> _Exercise materials_
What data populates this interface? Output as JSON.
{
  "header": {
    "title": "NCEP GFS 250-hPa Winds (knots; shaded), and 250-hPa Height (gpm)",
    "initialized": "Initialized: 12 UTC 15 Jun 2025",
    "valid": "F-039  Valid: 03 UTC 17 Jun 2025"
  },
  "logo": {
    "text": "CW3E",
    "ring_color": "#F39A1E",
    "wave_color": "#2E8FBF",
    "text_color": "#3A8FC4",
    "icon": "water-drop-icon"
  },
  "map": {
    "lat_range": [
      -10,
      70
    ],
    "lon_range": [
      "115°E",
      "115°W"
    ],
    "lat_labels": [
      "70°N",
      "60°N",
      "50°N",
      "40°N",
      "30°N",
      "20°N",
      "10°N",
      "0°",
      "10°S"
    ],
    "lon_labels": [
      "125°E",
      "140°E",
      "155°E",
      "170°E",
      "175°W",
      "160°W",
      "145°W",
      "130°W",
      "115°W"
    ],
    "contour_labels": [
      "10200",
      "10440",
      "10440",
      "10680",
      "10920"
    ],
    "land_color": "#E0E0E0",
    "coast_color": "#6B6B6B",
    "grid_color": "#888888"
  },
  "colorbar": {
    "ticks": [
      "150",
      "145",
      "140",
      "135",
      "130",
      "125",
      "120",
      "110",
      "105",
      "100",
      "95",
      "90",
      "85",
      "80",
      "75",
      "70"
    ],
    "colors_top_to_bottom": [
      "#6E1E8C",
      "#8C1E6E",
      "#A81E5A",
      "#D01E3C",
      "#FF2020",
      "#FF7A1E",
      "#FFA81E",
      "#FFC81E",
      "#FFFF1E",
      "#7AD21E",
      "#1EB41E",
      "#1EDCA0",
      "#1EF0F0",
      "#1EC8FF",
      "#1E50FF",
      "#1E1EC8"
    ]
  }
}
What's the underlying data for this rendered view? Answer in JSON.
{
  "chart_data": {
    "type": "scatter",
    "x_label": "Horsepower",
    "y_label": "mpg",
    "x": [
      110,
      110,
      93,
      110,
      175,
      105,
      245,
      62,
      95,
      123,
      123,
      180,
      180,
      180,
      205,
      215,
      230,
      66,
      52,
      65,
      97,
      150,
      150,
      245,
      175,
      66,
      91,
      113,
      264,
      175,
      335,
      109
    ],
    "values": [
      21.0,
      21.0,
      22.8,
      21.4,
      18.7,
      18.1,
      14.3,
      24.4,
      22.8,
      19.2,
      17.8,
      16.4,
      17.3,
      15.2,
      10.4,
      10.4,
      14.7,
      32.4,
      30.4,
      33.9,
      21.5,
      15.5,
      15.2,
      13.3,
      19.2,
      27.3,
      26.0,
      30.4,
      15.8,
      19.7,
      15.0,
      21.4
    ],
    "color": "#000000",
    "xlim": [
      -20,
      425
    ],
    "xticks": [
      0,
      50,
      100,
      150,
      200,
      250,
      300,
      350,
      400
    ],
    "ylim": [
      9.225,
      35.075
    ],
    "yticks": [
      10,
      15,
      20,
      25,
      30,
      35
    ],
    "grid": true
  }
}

> _Challenge_
Write out every entry verbatim.

> _Solution to this exercise_
What data populates this interface? Output as JSON.
{
  "header": {
    "title": "NCEP GFS 250-hPa Winds (knots; shaded), and 250-hPa Height (gpm)",
    "initialized": "Initialized: 12 UTC 15 Jun 2025",
    "valid": "F-039  Valid: 03 UTC 17 Jun 2025"
  },
  "logo": {
    "text": "CW3E",
    "ring_color": "#F39A1E",
    "wave_color": "#2E8FBF",
    "text_color": "#3A8FC4",
    "icon": "water-drop-icon"
  },
  "map": {
    "lat_range": [
      -10,
      70
    ],
    "lon_range": [
      "115°E",
      "115°W"
    ],
    "lat_labels": [
      "70°N",
      "60°N",
      "50°N",
      "40°N",
      "30°N",
      "20°N",
      "10°N",
      "0°",
      "10°S"
    ],
    "lon_labels": [
      "125°E",
      "140°E",
      "155°E",
      "170°E",
      "175°W",
      "160°W",
      "145°W",
      "130°W",
      "115°W"
    ],
    "contour_labels": [
      "10200",
      "10440",
      "10440",
      "10680",
      "10920"
    ],
    "land_color": "#E0E0E0",
    "coast_color": "#6B6B6B",
    "grid_color": "#888888"
  },
  "colorbar": {
    "ticks": [
      "150",
      "145",
      "140",
      "135",
      "130",
      "125",
      "120",
      "110",
      "105",
      "100",
      "95",
      "90",
      "85",
      "80",
      "75",
      "70"
    ],
    "colors_top_to_bottom": [
      "#6E1E8C",
      "#8C1E6E",
      "#A81E5A",
      "#D01E3C",
      "#FF2020",
      "#FF7A1E",
      "#FFA81E",
      "#FFC81E",
      "#FFFF1E",
      "#7AD21E",
      "#1EB41E",
      "#1EDCA0",
      "#1EF0F0",
      "#1EC8FF",
      "#1E50FF",
      "#1E1EC8"
    ]
  }
}
What's the underlying data for this rendered view? Answer in JSON.
{
  "chart_data": {
    "type": "scatter",
    "x_label": "Horsepower",
    "y_label": "mpg",
    "x": [
      110,
      110,
      93,
      110,
      175,
      105,
      245,
      62,
      95,
      123,
      123,
      180,
      180,
      180,
      205,
      215,
      230,
      66,
      52,
      65,
      97,
      150,
      150,
      245,
      175,
      66,
      91,
      113,
      264,
      175,
      335,
      109
    ],
    "values": [
      21.0,
      21.0,
      22.8,
      21.4,
      18.7,
      18.1,
      14.3,
      24.4,
      22.8,
      19.2,
      17.8,
      16.4,
      17.3,
      15.2,
      10.4,
      10.4,
      14.7,
      32.4,
      30.4,
      33.9,
      21.5,
      15.5,
      15.2,
      13.3,
      19.2,
      27.3,
      26.0,
      30.4,
      15.8,
      19.7,
      15.0,
      21.4
    ],
    "color": "#000000",
    "xlim": [
      -20,
      425
    ],
    "xticks": [
      0,
      50,
      100,
      150,
      200,
      250,
      300,
      350,
      400
    ],
    "ylim": [
      9.225,
      35.075
    ],
    "yticks": [
      10,
      15,
      20,
      25,
      30,
      35
    ],
    "grid": true
  }
}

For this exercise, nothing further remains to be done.